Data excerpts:
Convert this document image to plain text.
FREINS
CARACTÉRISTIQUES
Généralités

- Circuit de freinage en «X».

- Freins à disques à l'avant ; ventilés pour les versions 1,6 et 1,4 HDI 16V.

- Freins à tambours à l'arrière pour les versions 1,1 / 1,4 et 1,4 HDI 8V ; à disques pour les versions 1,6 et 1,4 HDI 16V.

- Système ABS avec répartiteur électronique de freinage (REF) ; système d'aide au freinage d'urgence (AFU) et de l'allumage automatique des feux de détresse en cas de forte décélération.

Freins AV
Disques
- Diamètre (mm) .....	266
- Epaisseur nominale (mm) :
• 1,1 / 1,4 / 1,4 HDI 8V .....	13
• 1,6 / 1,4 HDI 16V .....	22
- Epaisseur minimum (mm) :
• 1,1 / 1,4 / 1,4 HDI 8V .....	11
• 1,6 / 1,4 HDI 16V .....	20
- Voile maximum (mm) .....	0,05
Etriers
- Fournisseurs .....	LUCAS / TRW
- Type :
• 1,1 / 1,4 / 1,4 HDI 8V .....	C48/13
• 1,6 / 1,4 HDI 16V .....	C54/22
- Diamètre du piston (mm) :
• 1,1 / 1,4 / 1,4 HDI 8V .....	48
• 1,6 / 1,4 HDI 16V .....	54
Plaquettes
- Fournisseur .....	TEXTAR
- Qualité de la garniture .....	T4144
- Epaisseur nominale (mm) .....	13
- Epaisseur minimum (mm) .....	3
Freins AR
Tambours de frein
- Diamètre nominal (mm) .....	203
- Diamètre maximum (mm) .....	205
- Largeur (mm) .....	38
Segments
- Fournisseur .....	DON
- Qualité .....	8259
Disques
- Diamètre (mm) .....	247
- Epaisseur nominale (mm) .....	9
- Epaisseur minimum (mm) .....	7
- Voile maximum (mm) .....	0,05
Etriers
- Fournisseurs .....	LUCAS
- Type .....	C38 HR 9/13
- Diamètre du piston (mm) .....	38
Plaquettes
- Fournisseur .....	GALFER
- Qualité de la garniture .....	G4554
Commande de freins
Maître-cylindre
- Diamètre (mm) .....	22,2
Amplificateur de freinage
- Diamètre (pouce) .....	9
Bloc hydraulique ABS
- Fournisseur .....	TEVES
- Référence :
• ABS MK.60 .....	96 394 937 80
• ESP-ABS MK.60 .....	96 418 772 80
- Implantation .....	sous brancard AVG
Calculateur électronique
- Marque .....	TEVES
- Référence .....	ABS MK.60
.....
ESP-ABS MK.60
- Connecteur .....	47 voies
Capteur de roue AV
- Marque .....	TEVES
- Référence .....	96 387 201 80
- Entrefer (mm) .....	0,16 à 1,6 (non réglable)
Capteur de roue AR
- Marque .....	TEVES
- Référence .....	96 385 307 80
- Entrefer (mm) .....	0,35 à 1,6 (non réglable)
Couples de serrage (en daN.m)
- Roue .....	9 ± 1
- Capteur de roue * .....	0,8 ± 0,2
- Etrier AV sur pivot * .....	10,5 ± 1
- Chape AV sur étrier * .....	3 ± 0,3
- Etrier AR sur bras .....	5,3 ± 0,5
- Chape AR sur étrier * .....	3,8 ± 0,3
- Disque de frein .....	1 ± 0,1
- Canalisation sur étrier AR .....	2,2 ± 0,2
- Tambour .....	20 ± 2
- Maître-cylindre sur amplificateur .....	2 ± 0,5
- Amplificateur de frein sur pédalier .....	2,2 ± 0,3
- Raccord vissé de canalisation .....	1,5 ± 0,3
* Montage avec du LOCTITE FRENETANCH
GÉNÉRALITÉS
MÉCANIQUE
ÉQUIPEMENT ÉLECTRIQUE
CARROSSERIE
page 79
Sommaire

## Instructions to follow
Extract the full listing above without altering anything.

## Full solution
Convert this document image to plain text.
FREINS
CARACTÉRISTIQUES
Généralités

- Circuit de freinage en «X».

- Freins à disques à l'avant ; ventilés pour les versions 1,6 et 1,4 HDI 16V.

- Freins à tambours à l'arrière pour les versions 1,1 / 1,4 et 1,4 HDI 8V ; à disques pour les versions 1,6 et 1,4 HDI 16V.

- Système ABS avec répartiteur électronique de freinage (REF) ; système d'aide au freinage d'urgence (AFU) et de l'allumage automatique des feux de détresse en cas de forte décélération.

Freins AV
Disques
- Diamètre (mm) .....	266
- Epaisseur nominale (mm) :
• 1,1 / 1,4 / 1,4 HDI 8V .....	13
• 1,6 / 1,4 HDI 16V .....	22
- Epaisseur minimum (mm) :
• 1,1 / 1,4 / 1,4 HDI 8V .....	11
• 1,6 / 1,4 HDI 16V .....	20
- Voile maximum (mm) .....	0,05
Etriers
- Fournisseurs .....	LUCAS / TRW
- Type :
• 1,1 / 1,4 / 1,4 HDI 8V .....	C48/13
• 1,6 / 1,4 HDI 16V .....	C54/22
- Diamètre du piston (mm) :
• 1,1 / 1,4 / 1,4 HDI 8V .....	48
• 1,6 / 1,4 HDI 16V .....	54
Plaquettes
- Fournisseur .....	TEXTAR
- Qualité de la garniture .....	T4144
- Epaisseur nominale (mm) .....	13
- Epaisseur minimum (mm) .....	3
Freins AR
Tambours de frein
- Diamètre nominal (mm) .....	203
- Diamètre maximum (mm) .....	205
- Largeur (mm) .....	38
Segments
- Fournisseur .....	DON
- Qualité .....	8259
Disques
- Diamètre (mm) .....	247
- Epaisseur nominale (mm) .....	9
- Epaisseur minimum (mm) .....	7
- Voile maximum (mm) .....	0,05
Etriers
- Fournisseurs .....	LUCAS
- Type .....	C38 HR 9/13
- Diamètre du piston (mm) .....	38
Plaquettes
- Fournisseur .....	GALFER
- Qualité de la garniture .....	G4554
Commande de freins
Maître-cylindre
- Diamètre (mm) .....	22,2
Amplificateur de freinage
- Diamètre (pouce) .....	9
Bloc hydraulique ABS
- Fournisseur .....	TEVES
- Référence :
• ABS MK.60 .....	96 394 937 80
• ESP-ABS MK.60 .....	96 418 772 80
- Implantation .....	sous brancard AVG
Calculateur électronique
- Marque .....	TEVES
- Référence .....	ABS MK.60
.....
ESP-ABS MK.60
- Connecteur .....	47 voies
Capteur de roue AV
- Marque .....	TEVES
- Référence .....	96 387 201 80
- Entrefer (mm) .....	0,16 à 1,6 (non réglable)
Capteur de roue AR
- Marque .....	TEVES
- Référence .....	96 385 307 80
- Entrefer (mm) .....	0,35 à 1,6 (non réglable)
Couples de serrage (en daN.m)
- Roue .....	9 ± 1
- Capteur de roue * .....	0,8 ± 0,2
- Etrier AV sur pivot * .....	10,5 ± 1
- Chape AV sur étrier * .....	3 ± 0,3
- Etrier AR sur bras .....	5,3 ± 0,5
- Chape AR sur étrier * .....	3,8 ± 0,3
- Disque de frein .....	1 ± 0,1
- Canalisation sur étrier AR .....	2,2 ± 0,2
- Tambour .....	20 ± 2
- Maître-cylindre sur amplificateur .....	2 ± 0,5
- Amplificateur de frein sur pédalier .....	2,2 ± 0,3
- Raccord vissé de canalisation .....	1,5 ± 0,3
* Montage avec du LOCTITE FRENETANCH
GÉNÉRALITÉS
MÉCANIQUE
ÉQUIPEMENT ÉLECTRIQUE
CARROSSERIE
page 79
Sommaire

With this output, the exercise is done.